## DATA SUPPLIED
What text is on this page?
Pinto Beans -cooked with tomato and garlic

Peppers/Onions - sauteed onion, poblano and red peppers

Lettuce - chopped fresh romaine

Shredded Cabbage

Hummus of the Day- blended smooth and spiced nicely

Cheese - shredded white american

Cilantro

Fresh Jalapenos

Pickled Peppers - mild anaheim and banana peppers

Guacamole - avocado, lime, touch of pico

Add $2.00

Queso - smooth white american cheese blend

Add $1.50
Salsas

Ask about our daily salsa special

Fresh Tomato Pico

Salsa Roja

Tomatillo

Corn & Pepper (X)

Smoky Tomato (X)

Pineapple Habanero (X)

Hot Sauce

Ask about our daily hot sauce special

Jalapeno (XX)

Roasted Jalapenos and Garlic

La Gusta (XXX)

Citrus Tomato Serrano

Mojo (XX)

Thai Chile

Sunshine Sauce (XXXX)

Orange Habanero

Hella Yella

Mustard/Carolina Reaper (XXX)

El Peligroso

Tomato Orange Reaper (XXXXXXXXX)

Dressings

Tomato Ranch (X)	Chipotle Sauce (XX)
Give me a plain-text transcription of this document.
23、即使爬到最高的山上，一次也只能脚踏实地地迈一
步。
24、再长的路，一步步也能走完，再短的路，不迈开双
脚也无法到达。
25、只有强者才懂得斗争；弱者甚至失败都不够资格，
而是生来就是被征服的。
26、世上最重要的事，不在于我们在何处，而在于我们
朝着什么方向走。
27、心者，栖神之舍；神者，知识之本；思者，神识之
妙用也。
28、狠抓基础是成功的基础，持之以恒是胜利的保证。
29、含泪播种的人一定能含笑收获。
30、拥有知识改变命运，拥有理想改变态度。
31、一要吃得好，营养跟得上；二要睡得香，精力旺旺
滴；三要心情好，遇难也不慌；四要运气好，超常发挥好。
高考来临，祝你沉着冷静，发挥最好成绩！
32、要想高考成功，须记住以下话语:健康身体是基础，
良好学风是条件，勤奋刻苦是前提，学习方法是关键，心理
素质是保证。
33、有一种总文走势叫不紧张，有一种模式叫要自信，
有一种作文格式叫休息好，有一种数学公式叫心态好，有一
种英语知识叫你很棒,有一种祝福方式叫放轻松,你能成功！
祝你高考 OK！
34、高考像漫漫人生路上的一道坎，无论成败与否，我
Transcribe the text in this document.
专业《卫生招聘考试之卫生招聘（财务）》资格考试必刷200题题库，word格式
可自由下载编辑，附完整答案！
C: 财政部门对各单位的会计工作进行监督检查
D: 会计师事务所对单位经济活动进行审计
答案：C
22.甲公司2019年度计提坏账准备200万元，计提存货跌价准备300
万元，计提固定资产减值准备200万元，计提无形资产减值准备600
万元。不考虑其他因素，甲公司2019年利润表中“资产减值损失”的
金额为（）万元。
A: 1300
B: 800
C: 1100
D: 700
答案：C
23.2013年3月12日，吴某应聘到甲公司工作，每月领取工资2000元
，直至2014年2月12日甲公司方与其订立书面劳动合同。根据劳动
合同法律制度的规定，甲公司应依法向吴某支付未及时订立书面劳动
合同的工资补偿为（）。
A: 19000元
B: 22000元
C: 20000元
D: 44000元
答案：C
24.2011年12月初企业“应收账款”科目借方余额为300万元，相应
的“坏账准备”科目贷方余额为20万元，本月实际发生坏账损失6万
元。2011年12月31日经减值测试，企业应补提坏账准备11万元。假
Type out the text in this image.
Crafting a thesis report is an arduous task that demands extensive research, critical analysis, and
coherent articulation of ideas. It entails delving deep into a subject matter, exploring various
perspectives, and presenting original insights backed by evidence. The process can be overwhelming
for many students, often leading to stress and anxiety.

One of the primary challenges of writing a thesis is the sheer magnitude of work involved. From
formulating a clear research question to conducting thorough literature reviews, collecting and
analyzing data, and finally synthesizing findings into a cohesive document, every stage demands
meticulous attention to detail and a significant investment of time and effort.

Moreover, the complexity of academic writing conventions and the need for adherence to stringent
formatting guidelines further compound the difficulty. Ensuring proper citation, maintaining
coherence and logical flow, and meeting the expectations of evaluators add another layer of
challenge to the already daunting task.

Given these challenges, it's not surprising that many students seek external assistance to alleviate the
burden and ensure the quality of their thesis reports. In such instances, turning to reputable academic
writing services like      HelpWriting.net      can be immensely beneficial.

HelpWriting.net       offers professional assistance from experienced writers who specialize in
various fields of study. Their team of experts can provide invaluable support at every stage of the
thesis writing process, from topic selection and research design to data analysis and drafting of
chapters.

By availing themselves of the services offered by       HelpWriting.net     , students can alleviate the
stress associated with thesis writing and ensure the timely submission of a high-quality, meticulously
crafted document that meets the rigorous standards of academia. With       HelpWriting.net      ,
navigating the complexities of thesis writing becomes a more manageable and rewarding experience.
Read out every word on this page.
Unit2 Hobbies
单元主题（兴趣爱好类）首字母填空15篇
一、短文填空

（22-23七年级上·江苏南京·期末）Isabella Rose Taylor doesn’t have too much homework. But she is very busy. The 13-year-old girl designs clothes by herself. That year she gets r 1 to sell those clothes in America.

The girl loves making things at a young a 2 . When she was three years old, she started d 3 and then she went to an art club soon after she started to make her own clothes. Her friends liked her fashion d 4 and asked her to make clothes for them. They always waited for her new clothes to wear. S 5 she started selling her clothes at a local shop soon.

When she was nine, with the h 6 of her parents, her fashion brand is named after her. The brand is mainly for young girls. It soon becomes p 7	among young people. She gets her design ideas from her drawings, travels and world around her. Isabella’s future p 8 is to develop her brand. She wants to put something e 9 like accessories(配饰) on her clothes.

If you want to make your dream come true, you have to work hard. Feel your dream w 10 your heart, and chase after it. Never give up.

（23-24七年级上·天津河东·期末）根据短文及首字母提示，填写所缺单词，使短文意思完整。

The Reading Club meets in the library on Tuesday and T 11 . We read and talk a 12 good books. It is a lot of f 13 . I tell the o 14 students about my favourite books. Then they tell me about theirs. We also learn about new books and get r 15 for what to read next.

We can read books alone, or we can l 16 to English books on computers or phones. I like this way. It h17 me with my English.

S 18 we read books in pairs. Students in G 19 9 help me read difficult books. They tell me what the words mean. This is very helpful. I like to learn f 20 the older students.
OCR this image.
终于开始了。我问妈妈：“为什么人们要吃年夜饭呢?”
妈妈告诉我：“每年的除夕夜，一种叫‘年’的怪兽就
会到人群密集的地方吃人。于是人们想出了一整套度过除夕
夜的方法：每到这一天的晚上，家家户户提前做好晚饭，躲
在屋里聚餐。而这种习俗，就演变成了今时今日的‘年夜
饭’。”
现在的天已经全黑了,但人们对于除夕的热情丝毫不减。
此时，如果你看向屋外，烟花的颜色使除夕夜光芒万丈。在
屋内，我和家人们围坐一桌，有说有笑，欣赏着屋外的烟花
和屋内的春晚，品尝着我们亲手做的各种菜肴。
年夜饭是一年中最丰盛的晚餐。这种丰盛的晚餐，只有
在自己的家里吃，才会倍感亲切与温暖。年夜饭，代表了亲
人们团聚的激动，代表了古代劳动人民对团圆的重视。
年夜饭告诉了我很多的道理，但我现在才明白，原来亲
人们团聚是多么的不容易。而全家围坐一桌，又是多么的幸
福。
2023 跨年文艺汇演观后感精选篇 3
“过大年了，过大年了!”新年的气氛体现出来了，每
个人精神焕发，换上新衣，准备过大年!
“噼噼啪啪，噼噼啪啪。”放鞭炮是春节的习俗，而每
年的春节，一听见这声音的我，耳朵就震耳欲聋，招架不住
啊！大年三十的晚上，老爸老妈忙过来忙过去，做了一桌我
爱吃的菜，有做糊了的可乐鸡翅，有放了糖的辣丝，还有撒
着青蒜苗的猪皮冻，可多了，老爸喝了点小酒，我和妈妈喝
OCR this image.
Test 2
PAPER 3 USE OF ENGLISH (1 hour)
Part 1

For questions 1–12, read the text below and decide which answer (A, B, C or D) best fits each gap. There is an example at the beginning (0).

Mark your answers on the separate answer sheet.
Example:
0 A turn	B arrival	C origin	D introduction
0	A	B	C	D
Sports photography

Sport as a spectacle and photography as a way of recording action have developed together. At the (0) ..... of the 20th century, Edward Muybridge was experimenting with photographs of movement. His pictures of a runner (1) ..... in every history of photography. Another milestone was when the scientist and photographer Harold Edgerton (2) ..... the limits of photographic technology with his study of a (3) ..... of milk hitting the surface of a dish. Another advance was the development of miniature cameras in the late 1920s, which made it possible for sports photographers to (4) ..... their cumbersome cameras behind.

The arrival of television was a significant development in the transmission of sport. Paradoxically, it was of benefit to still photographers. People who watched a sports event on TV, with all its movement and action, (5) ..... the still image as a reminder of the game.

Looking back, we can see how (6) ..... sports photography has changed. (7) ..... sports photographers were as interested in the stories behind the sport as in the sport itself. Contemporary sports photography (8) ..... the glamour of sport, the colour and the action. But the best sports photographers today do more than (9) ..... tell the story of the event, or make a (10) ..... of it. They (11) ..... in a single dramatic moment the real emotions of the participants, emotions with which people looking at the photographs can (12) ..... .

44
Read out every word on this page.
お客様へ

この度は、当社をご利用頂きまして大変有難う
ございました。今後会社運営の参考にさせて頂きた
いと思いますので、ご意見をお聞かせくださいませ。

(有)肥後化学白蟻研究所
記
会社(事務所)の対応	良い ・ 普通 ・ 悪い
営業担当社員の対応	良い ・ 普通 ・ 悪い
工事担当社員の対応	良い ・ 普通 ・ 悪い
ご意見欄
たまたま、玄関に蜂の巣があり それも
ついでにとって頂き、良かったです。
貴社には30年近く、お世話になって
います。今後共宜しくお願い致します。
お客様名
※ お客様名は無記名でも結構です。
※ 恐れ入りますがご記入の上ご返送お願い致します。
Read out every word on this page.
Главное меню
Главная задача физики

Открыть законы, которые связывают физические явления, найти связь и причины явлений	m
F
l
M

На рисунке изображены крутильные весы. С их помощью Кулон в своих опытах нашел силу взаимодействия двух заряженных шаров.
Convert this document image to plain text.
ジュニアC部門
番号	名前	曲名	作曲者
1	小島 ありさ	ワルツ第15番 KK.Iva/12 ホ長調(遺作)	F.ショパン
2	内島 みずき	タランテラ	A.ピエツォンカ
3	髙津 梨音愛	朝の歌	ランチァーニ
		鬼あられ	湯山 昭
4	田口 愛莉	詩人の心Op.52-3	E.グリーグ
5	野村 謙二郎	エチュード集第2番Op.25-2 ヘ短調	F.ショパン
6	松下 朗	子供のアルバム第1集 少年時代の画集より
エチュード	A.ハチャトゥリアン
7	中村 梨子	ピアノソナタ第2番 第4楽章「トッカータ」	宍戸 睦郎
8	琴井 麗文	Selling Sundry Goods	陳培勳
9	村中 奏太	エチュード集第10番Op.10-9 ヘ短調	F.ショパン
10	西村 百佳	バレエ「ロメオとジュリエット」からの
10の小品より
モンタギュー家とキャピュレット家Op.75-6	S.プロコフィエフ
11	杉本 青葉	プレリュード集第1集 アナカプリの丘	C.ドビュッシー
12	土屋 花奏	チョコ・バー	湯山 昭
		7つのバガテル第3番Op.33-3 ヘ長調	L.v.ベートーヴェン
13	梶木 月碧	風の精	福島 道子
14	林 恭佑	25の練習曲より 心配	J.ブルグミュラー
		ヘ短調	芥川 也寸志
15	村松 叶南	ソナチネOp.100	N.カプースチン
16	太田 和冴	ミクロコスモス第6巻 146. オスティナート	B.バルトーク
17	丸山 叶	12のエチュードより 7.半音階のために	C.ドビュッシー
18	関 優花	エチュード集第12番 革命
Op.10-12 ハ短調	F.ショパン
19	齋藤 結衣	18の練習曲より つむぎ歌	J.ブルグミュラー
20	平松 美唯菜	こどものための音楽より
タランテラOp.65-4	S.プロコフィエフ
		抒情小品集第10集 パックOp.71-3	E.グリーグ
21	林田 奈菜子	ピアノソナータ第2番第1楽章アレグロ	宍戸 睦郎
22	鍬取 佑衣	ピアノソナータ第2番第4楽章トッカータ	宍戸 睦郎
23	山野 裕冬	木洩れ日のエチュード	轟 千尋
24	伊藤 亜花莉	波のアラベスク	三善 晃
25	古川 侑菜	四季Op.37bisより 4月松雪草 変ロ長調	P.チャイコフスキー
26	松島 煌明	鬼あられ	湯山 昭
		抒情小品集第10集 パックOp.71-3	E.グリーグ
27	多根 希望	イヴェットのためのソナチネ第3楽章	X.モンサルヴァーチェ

## INSTRUCTIONS FOR THE TASK
Report how many lines of the entries hold the string "ブルグミュラー". Provide the number alone.

## SOLVED PROBLEM
2